YOUR OBJECTIVE> In the material below, find how many lines contain the string "免费会员". Write only that number.

SUPPLIED RECORDS>
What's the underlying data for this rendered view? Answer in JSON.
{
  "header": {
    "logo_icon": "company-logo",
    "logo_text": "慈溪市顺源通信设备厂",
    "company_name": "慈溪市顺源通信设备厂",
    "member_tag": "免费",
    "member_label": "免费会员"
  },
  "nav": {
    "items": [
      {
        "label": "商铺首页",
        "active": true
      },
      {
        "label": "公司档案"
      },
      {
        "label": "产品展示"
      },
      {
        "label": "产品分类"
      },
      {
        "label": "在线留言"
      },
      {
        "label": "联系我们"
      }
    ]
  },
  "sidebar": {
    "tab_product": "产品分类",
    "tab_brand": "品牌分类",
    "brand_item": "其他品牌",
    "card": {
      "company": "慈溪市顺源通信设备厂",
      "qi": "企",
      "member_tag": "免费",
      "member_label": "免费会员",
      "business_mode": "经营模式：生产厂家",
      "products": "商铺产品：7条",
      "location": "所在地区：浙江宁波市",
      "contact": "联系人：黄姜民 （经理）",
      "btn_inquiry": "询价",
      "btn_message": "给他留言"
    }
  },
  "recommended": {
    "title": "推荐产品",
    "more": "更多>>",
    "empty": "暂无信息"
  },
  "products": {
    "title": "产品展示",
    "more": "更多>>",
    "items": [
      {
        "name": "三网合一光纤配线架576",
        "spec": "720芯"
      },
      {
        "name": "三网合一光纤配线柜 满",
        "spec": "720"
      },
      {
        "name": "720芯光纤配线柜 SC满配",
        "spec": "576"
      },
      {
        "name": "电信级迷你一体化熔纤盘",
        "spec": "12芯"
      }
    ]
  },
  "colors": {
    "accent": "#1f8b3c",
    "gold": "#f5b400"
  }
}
--
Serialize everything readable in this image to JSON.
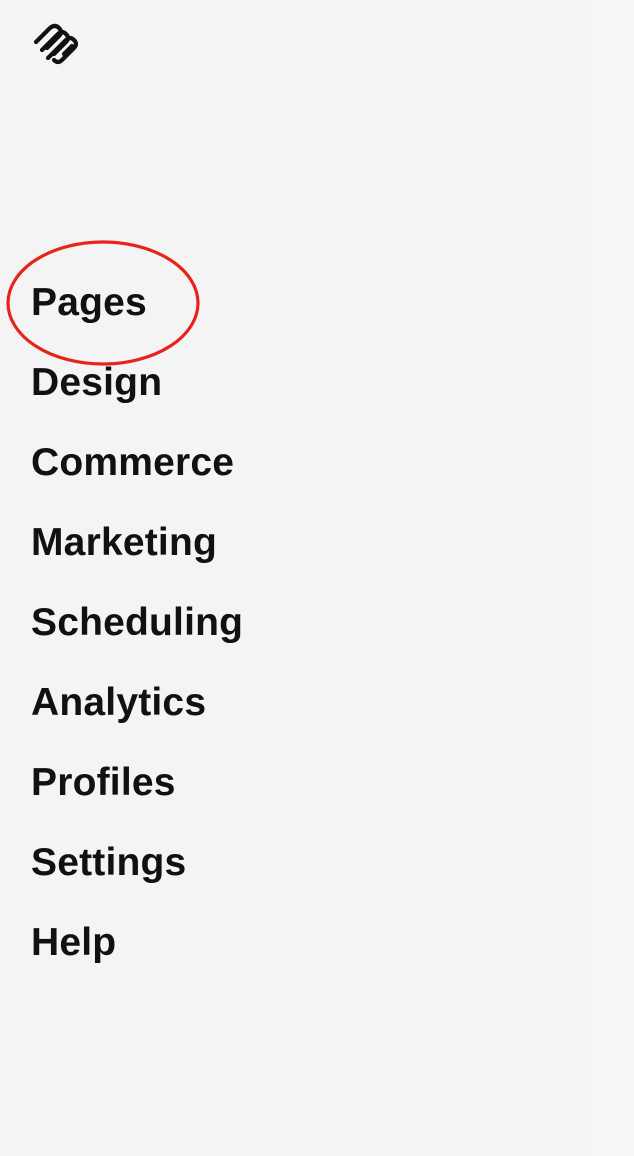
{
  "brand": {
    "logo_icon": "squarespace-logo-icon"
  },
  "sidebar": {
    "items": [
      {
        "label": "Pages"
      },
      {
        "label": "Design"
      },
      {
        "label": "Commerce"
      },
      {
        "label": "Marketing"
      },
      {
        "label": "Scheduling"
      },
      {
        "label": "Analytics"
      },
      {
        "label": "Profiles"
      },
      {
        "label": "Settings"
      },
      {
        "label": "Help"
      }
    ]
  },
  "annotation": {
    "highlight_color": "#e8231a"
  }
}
* * *
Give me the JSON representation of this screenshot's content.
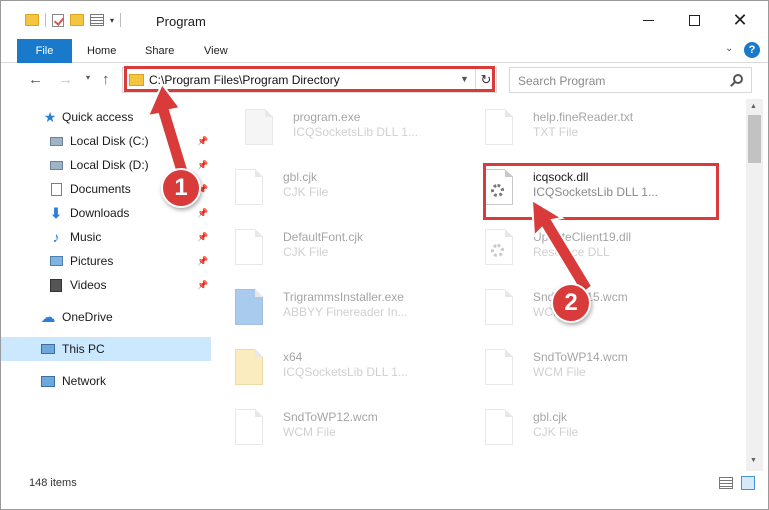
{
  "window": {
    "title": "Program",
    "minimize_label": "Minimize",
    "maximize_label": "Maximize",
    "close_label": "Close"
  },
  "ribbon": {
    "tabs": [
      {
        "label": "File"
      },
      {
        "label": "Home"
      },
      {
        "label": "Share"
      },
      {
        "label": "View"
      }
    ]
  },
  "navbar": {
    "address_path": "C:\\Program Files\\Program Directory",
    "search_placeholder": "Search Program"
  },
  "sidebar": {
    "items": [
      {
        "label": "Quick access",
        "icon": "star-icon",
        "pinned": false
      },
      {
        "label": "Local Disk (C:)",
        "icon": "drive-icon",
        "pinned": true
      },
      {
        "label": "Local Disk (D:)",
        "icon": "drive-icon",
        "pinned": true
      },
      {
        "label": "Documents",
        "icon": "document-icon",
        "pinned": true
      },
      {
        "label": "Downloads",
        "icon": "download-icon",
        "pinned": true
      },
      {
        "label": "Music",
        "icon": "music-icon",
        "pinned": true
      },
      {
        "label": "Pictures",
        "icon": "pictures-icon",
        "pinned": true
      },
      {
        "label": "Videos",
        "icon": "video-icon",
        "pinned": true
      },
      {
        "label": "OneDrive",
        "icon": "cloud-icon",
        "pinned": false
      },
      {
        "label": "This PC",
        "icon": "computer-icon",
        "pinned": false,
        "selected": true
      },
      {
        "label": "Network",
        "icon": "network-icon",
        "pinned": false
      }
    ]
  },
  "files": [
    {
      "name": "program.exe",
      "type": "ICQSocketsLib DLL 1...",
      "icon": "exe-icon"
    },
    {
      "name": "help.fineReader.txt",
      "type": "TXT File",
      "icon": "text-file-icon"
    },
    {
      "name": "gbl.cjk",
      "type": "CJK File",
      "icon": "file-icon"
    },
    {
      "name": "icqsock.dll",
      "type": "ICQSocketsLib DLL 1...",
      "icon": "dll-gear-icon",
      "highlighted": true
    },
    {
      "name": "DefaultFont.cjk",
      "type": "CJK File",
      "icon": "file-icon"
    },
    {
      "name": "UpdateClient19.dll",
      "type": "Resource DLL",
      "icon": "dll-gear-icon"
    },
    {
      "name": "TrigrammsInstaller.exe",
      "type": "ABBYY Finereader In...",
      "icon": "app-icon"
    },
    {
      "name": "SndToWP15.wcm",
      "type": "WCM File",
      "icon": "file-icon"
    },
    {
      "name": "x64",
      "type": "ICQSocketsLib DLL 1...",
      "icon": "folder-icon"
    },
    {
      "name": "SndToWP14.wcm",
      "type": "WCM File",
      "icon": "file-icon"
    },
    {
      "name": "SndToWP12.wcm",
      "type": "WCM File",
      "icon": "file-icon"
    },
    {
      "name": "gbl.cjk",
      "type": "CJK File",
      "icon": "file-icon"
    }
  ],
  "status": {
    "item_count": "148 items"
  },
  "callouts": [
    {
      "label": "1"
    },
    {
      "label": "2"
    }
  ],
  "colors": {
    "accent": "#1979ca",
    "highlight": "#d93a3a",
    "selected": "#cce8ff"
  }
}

RESPONSE TO THE TASK> 2